:: RECORDS TO PROCESS

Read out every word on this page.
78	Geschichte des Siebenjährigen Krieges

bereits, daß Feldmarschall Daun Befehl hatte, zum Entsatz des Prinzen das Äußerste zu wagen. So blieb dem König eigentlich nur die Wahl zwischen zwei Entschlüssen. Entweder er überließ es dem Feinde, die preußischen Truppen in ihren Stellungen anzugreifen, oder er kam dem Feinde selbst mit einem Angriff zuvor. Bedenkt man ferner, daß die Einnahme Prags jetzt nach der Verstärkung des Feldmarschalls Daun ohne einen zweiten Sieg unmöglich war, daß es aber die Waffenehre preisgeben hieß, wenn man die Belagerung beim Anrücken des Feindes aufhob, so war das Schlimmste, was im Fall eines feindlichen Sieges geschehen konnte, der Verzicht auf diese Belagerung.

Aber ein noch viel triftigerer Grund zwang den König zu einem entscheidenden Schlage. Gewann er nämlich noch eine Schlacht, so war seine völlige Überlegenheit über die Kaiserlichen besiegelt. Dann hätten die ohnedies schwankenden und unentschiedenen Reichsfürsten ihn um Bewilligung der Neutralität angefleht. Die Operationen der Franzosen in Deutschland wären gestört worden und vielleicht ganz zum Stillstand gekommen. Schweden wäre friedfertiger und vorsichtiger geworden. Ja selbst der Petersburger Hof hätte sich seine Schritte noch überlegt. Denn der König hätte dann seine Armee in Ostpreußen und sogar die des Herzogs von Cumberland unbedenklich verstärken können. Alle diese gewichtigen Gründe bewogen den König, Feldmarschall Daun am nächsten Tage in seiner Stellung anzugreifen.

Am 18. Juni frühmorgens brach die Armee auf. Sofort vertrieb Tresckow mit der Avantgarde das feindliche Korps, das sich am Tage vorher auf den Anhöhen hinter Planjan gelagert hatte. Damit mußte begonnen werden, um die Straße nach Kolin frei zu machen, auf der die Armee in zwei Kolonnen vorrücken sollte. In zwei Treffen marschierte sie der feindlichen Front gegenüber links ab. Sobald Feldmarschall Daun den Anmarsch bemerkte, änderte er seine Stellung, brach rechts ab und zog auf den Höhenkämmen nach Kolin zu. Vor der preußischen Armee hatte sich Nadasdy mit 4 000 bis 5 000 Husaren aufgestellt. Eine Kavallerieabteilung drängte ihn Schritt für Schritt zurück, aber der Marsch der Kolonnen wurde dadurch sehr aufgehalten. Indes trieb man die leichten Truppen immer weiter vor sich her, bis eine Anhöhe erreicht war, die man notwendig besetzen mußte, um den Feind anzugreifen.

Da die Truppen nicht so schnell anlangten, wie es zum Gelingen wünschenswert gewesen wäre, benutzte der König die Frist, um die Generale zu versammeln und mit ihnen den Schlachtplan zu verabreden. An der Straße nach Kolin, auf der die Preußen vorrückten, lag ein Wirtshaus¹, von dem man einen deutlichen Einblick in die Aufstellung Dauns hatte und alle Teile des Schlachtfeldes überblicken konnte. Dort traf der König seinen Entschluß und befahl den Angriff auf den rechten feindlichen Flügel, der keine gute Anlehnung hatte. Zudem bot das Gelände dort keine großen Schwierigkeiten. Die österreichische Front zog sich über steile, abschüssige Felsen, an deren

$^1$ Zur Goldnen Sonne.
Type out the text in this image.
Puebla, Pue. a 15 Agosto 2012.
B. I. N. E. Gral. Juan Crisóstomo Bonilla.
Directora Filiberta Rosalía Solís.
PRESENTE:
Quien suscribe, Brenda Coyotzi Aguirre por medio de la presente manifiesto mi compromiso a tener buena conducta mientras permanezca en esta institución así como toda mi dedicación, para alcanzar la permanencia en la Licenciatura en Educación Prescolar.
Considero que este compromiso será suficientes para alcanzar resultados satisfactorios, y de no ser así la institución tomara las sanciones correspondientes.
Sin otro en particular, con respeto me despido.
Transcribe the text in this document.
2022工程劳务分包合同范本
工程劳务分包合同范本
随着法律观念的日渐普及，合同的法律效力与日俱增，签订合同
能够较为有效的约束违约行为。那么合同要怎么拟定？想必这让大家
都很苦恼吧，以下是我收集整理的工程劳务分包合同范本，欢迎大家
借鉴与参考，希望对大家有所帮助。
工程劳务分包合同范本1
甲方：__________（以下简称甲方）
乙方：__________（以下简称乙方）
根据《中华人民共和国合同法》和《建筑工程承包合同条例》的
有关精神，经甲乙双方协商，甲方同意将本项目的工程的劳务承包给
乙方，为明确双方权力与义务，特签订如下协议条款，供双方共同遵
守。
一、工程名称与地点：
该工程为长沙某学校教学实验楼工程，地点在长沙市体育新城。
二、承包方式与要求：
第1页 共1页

::::

▸ REQUIRED WORK
Count the lines in which the string "diese" appears, then report only that figure.

▸ THE RESULT
2